DATA SHOWN:
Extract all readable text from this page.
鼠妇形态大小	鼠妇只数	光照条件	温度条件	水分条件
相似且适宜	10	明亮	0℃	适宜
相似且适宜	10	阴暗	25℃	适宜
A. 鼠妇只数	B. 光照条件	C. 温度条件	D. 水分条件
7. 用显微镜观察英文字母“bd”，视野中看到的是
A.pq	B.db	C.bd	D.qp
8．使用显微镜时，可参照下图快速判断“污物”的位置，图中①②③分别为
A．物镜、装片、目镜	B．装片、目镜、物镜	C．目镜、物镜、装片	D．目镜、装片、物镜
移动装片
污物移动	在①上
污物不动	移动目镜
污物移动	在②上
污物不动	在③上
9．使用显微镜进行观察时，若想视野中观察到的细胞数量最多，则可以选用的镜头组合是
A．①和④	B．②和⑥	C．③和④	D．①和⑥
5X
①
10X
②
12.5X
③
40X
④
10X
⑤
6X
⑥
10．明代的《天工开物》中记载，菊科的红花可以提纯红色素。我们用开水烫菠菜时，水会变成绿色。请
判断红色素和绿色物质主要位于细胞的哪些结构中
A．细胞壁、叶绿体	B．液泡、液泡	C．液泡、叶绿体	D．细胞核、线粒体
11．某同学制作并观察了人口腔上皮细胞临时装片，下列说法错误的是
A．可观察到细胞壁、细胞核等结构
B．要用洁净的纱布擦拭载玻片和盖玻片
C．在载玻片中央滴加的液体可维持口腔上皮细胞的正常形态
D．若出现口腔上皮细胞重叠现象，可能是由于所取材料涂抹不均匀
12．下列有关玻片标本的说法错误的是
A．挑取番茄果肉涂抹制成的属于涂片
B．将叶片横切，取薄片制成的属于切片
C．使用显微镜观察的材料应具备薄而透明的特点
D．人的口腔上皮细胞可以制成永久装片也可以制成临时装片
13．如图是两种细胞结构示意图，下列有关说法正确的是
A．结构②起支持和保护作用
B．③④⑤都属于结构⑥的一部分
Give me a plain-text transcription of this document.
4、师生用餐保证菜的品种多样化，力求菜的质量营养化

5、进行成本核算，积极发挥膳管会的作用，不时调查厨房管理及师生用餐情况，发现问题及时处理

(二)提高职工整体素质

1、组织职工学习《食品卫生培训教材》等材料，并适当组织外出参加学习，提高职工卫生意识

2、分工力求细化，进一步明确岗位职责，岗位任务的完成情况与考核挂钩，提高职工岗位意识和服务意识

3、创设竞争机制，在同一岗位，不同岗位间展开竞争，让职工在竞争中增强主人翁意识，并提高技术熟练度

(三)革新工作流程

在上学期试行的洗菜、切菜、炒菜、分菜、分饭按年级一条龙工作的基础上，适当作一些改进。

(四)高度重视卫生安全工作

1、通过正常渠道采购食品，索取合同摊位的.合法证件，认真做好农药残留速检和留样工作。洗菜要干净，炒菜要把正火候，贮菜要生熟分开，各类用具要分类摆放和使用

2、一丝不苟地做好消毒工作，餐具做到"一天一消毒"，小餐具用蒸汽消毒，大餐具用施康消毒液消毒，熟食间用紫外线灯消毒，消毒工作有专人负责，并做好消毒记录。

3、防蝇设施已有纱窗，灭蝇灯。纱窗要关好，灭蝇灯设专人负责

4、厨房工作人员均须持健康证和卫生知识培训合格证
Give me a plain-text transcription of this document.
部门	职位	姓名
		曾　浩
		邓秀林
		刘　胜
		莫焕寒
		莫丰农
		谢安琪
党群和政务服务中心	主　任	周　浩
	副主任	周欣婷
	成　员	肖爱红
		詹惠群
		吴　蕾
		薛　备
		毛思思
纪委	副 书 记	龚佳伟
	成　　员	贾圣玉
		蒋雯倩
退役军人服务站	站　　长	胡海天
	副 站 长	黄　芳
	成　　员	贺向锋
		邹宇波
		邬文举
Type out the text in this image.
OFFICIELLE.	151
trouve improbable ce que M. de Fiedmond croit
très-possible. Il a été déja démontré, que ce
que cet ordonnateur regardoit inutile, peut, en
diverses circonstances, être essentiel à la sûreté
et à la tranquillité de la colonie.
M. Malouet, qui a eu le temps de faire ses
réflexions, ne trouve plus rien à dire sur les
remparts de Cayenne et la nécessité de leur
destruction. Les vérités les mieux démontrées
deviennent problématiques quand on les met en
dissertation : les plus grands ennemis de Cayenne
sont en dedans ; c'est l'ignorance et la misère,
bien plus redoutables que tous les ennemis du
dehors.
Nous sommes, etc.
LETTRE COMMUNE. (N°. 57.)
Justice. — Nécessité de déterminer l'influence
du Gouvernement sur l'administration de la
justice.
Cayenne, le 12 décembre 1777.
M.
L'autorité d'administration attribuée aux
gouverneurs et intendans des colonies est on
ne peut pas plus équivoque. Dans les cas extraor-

WORK INSTRUCTIONS: Copy every record exactly as presented.

RIGHT ANSWER:
Extract all readable text from this page.
鼠妇形态大小	鼠妇只数	光照条件	温度条件	水分条件
相似且适宜	10	明亮	0℃	适宜
相似且适宜	10	阴暗	25℃	适宜
A. 鼠妇只数	B. 光照条件	C. 温度条件	D. 水分条件
7. 用显微镜观察英文字母“bd”，视野中看到的是
A.pq	B.db	C.bd	D.qp
8．使用显微镜时，可参照下图快速判断“污物”的位置，图中①②③分别为
A．物镜、装片、目镜	B．装片、目镜、物镜	C．目镜、物镜、装片	D．目镜、装片、物镜
移动装片
污物移动	在①上
污物不动	移动目镜
污物移动	在②上
污物不动	在③上
9．使用显微镜进行观察时，若想视野中观察到的细胞数量最多，则可以选用的镜头组合是
A．①和④	B．②和⑥	C．③和④	D．①和⑥
5X
①
10X
②
12.5X
③
40X
④
10X
⑤
6X
⑥
10．明代的《天工开物》中记载，菊科的红花可以提纯红色素。我们用开水烫菠菜时，水会变成绿色。请
判断红色素和绿色物质主要位于细胞的哪些结构中
A．细胞壁、叶绿体	B．液泡、液泡	C．液泡、叶绿体	D．细胞核、线粒体
11．某同学制作并观察了人口腔上皮细胞临时装片，下列说法错误的是
A．可观察到细胞壁、细胞核等结构
B．要用洁净的纱布擦拭载玻片和盖玻片
C．在载玻片中央滴加的液体可维持口腔上皮细胞的正常形态
D．若出现口腔上皮细胞重叠现象，可能是由于所取材料涂抹不均匀
12．下列有关玻片标本的说法错误的是
A．挑取番茄果肉涂抹制成的属于涂片
B．将叶片横切，取薄片制成的属于切片
C．使用显微镜观察的材料应具备薄而透明的特点
D．人的口腔上皮细胞可以制成永久装片也可以制成临时装片
13．如图是两种细胞结构示意图，下列有关说法正确的是
A．结构②起支持和保护作用
B．③④⑤都属于结构⑥的一部分
Give me a plain-text transcription of this document.
4、师生用餐保证菜的品种多样化，力求菜的质量营养化

5、进行成本核算，积极发挥膳管会的作用，不时调查厨房管理及师生用餐情况，发现问题及时处理

(二)提高职工整体素质

1、组织职工学习《食品卫生培训教材》等材料，并适当组织外出参加学习，提高职工卫生意识

2、分工力求细化，进一步明确岗位职责，岗位任务的完成情况与考核挂钩，提高职工岗位意识和服务意识

3、创设竞争机制，在同一岗位，不同岗位间展开竞争，让职工在竞争中增强主人翁意识，并提高技术熟练度

(三)革新工作流程

在上学期试行的洗菜、切菜、炒菜、分菜、分饭按年级一条龙工作的基础上，适当作一些改进。

(四)高度重视卫生安全工作

1、通过正常渠道采购食品，索取合同摊位的.合法证件，认真做好农药残留速检和留样工作。洗菜要干净，炒菜要把正火候，贮菜要生熟分开，各类用具要分类摆放和使用

2、一丝不苟地做好消毒工作，餐具做到"一天一消毒"，小餐具用蒸汽消毒，大餐具用施康消毒液消毒，熟食间用紫外线灯消毒，消毒工作有专人负责，并做好消毒记录。

3、防蝇设施已有纱窗，灭蝇灯。纱窗要关好，灭蝇灯设专人负责

4、厨房工作人员均须持健康证和卫生知识培训合格证
Give me a plain-text transcription of this document.
部门	职位	姓名
		曾　浩
		邓秀林
		刘　胜
		莫焕寒
		莫丰农
		谢安琪
党群和政务服务中心	主　任	周　浩
	副主任	周欣婷
	成　员	肖爱红
		詹惠群
		吴　蕾
		薛　备
		毛思思
纪委	副 书 记	龚佳伟
	成　　员	贾圣玉
		蒋雯倩
退役军人服务站	站　　长	胡海天
	副 站 长	黄　芳
	成　　员	贺向锋
		邹宇波
		邬文举
Type out the text in this image.
OFFICIELLE.	151
trouve improbable ce que M. de Fiedmond croit
très-possible. Il a été déja démontré, que ce
que cet ordonnateur regardoit inutile, peut, en
diverses circonstances, être essentiel à la sûreté
et à la tranquillité de la colonie.
M. Malouet, qui a eu le temps de faire ses
réflexions, ne trouve plus rien à dire sur les
remparts de Cayenne et la nécessité de leur
destruction. Les vérités les mieux démontrées
deviennent problématiques quand on les met en
dissertation : les plus grands ennemis de Cayenne
sont en dedans ; c'est l'ignorance et la misère,
bien plus redoutables que tous les ennemis du
dehors.
Nous sommes, etc.
LETTRE COMMUNE. (N°. 57.)
Justice. — Nécessité de déterminer l'influence
du Gouvernement sur l'administration de la
justice.
Cayenne, le 12 décembre 1777.
M.
L'autorité d'administration attribuée aux
gouverneurs et intendans des colonies est on
ne peut pas plus équivoque. Dans les cas extraor-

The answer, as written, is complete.